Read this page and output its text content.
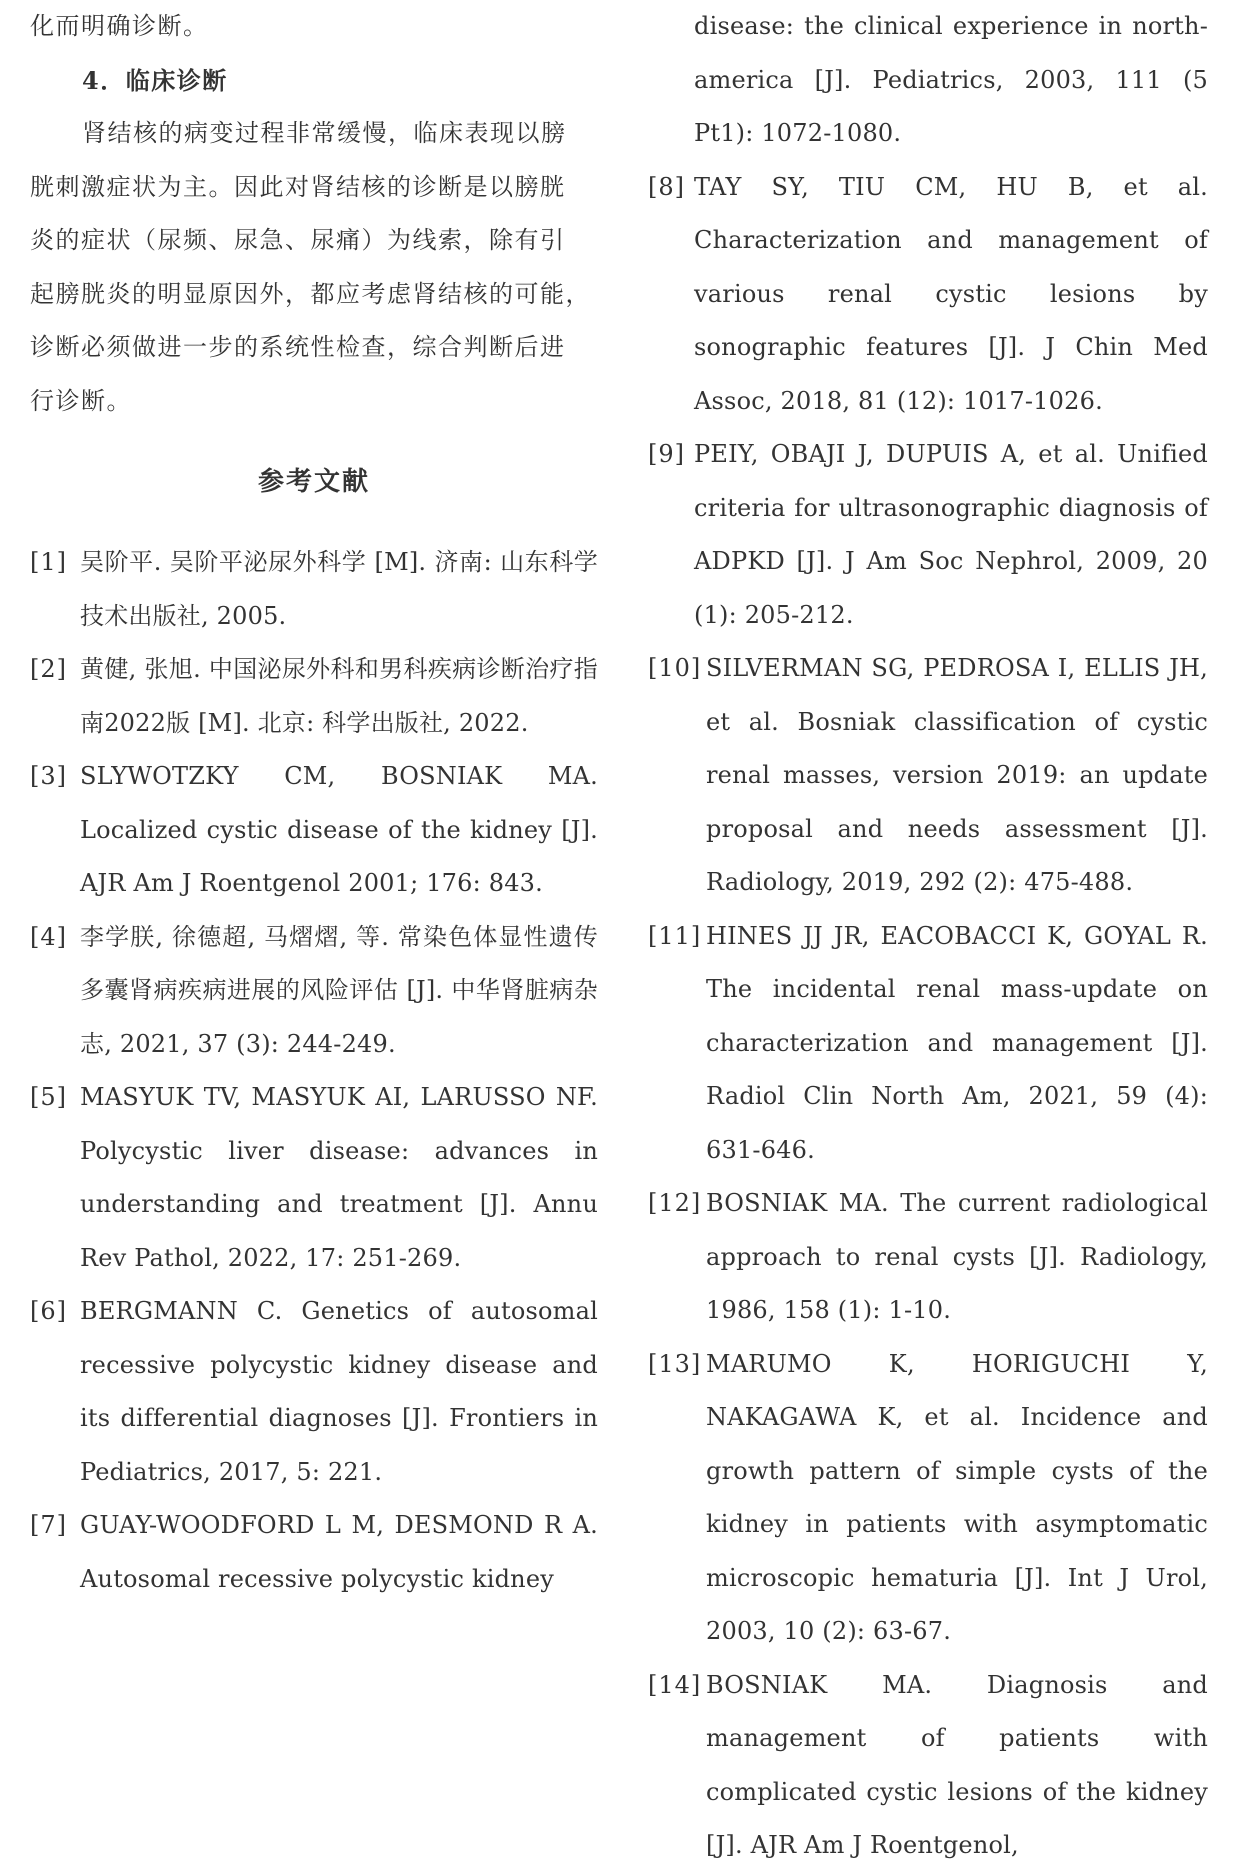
化而明确诊断。
4．临床诊断
肾结核的病变过程非常缓慢，临床表现以膀
胱刺激症状为主。因此对肾结核的诊断是以膀胱
炎的症状（尿频、尿急、尿痛）为线索，除有引
起膀胱炎的明显原因外，都应考虑肾结核的可能，
诊断必须做进一步的系统性检查，综合判断后进
行诊断。
参考文献
[1] 吴阶平. 吴阶平泌尿外科学 [M]. 济南: 山东科学技术出版社, 2005.
[2] 黄健, 张旭. 中国泌尿外科和男科疾病诊断治疗指南2022版 [M]. 北京: 科学出版社, 2022.
[3] SLYWOTZKY CM, BOSNIAK MA. Localized cystic disease of the kidney [J]. AJR Am J Roentgenol 2001; 176: 843.
[4] 李学朕, 徐德超, 马熠熠, 等. 常染色体显性遗传多囊肾病疾病进展的风险评估 [J]. 中华肾脏病杂志, 2021, 37 (3): 244-249.
[5] MASYUK TV, MASYUK AI, LARUSSO NF. Polycystic liver disease: advances in understanding and treatment [J]. Annu Rev Pathol, 2022, 17: 251-269.
[6] BERGMANN C. Genetics of autosomal recessive polycystic kidney disease and its differential diagnoses [J]. Frontiers in Pediatrics, 2017, 5: 221.
[7] GUAY-WOODFORD L M, DESMOND R A. Autosomal recessive polycystic kidney
disease: the clinical experience in north-america [J]. Pediatrics, 2003, 111 (5 Pt1): 1072-1080.
[8] TAY SY, TIU CM, HU B, et al. Characterization and management of various renal cystic lesions by sonographic features [J]. J Chin Med Assoc, 2018, 81 (12): 1017-1026.
[9] PEIY, OBAJI J, DUPUIS A, et al. Unified criteria for ultrasonographic diagnosis of ADPKD [J]. J Am Soc Nephrol, 2009, 20 (1): 205-212.
[10] SILVERMAN SG, PEDROSA I, ELLIS JH, et al. Bosniak classification of cystic renal masses, version 2019: an update proposal and needs assessment [J]. Radiology, 2019, 292 (2): 475-488.
[11] HINES JJ JR, EACOBACCI K, GOYAL R. The incidental renal mass-update on characterization and management [J]. Radiol Clin North Am, 2021, 59 (4): 631-646.
[12] BOSNIAK MA. The current radiological approach to renal cysts [J]. Radiology, 1986, 158 (1): 1-10.
[13] MARUMO K, HORIGUCHI Y, NAKAGAWA K, et al. Incidence and growth pattern of simple cysts of the kidney in patients with asymptomatic microscopic hematuria [J]. Int J Urol, 2003, 10 (2): 63-67.
[14] BOSNIAK MA. Diagnosis and management of patients with complicated cystic lesions of the kidney [J]. AJR Am J Roentgenol,
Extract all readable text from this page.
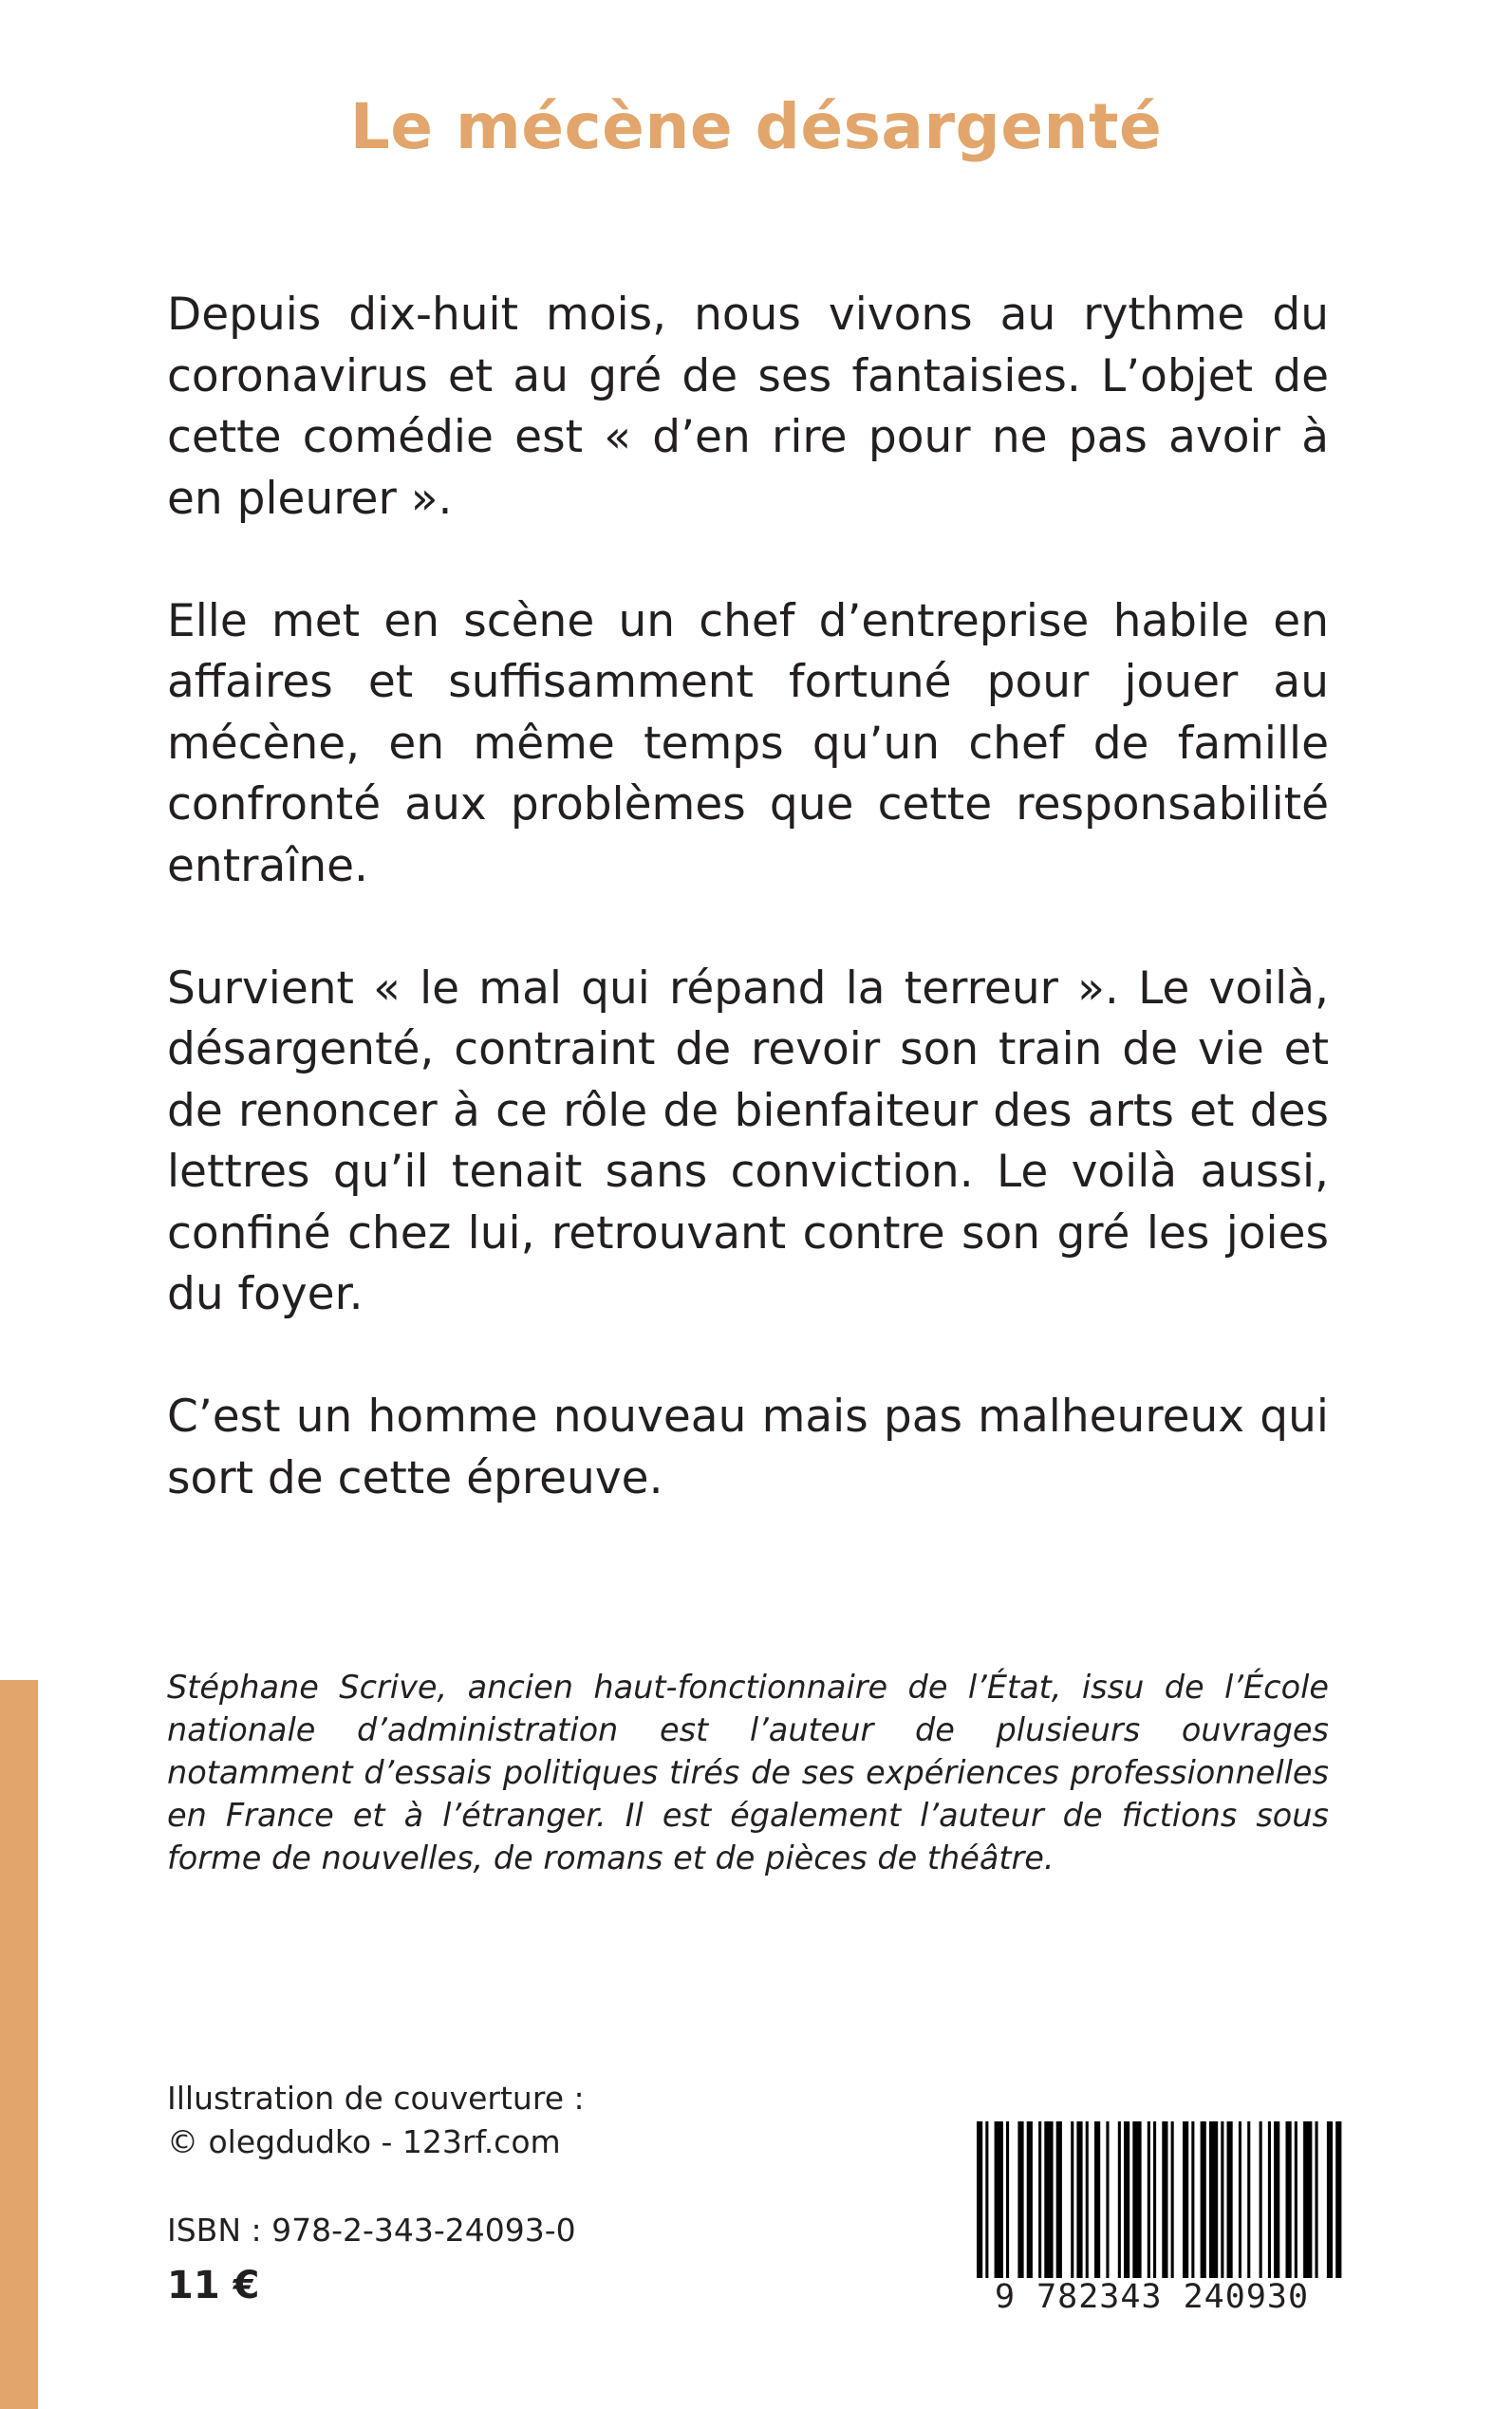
Le mécène désargenté

Depuis dix-huit mois, nous vivons au rythme du coronavirus et au gré de ses fantaisies. L’objet de cette comédie est « d’en rire pour ne pas avoir à en pleurer ».

Elle met en scène un chef d’entreprise habile en affaires et suffisamment fortuné pour jouer au mécène, en même temps qu’un chef de famille confronté aux problèmes que cette responsabilité entraîne.

Survient « le mal qui répand la terreur ». Le voilà, désargenté, contraint de revoir son train de vie et de renoncer à ce rôle de bienfaiteur des arts et des lettres qu’il tenait sans conviction. Le voilà aussi, confiné chez lui, retrouvant contre son gré les joies du foyer.

C’est un homme nouveau mais pas malheureux qui sort de cette épreuve.

Stéphane Scrive, ancien haut-fonctionnaire de l’État, issu de l’École nationale d’administration est l’auteur de plusieurs ouvrages notamment d’essais politiques tirés de ses expériences professionnelles en France et à l’étranger. Il est également l’auteur de fictions sous forme de nouvelles, de romans et de pièces de théâtre.

Illustration de couverture :
© olegdudko - 123rf.com
ISBN : 978-2-343-24093-0
11 €	9 782343 240930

· · · · ·

Only the text of the entries above, transcribed exactly, should be given; leave out pictures.

Read this page and output its text content.
化而明确诊断。
4．临床诊断
肾结核的病变过程非常缓慢，临床表现以膀
胱刺激症状为主。因此对肾结核的诊断是以膀胱
炎的症状（尿频、尿急、尿痛）为线索，除有引
起膀胱炎的明显原因外，都应考虑肾结核的可能，
诊断必须做进一步的系统性检查，综合判断后进
行诊断。
参考文献
[1] 吴阶平. 吴阶平泌尿外科学 [M]. 济南: 山东科学技术出版社, 2005.
[2] 黄健, 张旭. 中国泌尿外科和男科疾病诊断治疗指南2022版 [M]. 北京: 科学出版社, 2022.
[3] SLYWOTZKY CM, BOSNIAK MA. Localized cystic disease of the kidney [J]. AJR Am J Roentgenol 2001; 176: 843.
[4] 李学朕, 徐德超, 马熠熠, 等. 常染色体显性遗传多囊肾病疾病进展的风险评估 [J]. 中华肾脏病杂志, 2021, 37 (3): 244-249.
[5] MASYUK TV, MASYUK AI, LARUSSO NF. Polycystic liver disease: advances in understanding and treatment [J]. Annu Rev Pathol, 2022, 17: 251-269.
[6] BERGMANN C. Genetics of autosomal recessive polycystic kidney disease and its differential diagnoses [J]. Frontiers in Pediatrics, 2017, 5: 221.
[7] GUAY-WOODFORD L M, DESMOND R A. Autosomal recessive polycystic kidney
disease: the clinical experience in north-america [J]. Pediatrics, 2003, 111 (5 Pt1): 1072-1080.
[8] TAY SY, TIU CM, HU B, et al. Characterization and management of various renal cystic lesions by sonographic features [J]. J Chin Med Assoc, 2018, 81 (12): 1017-1026.
[9] PEIY, OBAJI J, DUPUIS A, et al. Unified criteria for ultrasonographic diagnosis of ADPKD [J]. J Am Soc Nephrol, 2009, 20 (1): 205-212.
[10] SILVERMAN SG, PEDROSA I, ELLIS JH, et al. Bosniak classification of cystic renal masses, version 2019: an update proposal and needs assessment [J]. Radiology, 2019, 292 (2): 475-488.
[11] HINES JJ JR, EACOBACCI K, GOYAL R. The incidental renal mass-update on characterization and management [J]. Radiol Clin North Am, 2021, 59 (4): 631-646.
[12] BOSNIAK MA. The current radiological approach to renal cysts [J]. Radiology, 1986, 158 (1): 1-10.
[13] MARUMO K, HORIGUCHI Y, NAKAGAWA K, et al. Incidence and growth pattern of simple cysts of the kidney in patients with asymptomatic microscopic hematuria [J]. Int J Urol, 2003, 10 (2): 63-67.
[14] BOSNIAK MA. Diagnosis and management of patients with complicated cystic lesions of the kidney [J]. AJR Am J Roentgenol,
Extract all readable text from this page.
Le mécène désargenté

Depuis dix-huit mois, nous vivons au rythme du coronavirus et au gré de ses fantaisies. L’objet de cette comédie est « d’en rire pour ne pas avoir à en pleurer ».

Elle met en scène un chef d’entreprise habile en affaires et suffisamment fortuné pour jouer au mécène, en même temps qu’un chef de famille confronté aux problèmes que cette responsabilité entraîne.

Survient « le mal qui répand la terreur ». Le voilà, désargenté, contraint de revoir son train de vie et de renoncer à ce rôle de bienfaiteur des arts et des lettres qu’il tenait sans conviction. Le voilà aussi, confiné chez lui, retrouvant contre son gré les joies du foyer.

C’est un homme nouveau mais pas malheureux qui sort de cette épreuve.

Stéphane Scrive, ancien haut-fonctionnaire de l’État, issu de l’École nationale d’administration est l’auteur de plusieurs ouvrages notamment d’essais politiques tirés de ses expériences professionnelles en France et à l’étranger. Il est également l’auteur de fictions sous forme de nouvelles, de romans et de pièces de théâtre.

Illustration de couverture :
© olegdudko - 123rf.com
ISBN : 978-2-343-24093-0
11 €	9 782343 240930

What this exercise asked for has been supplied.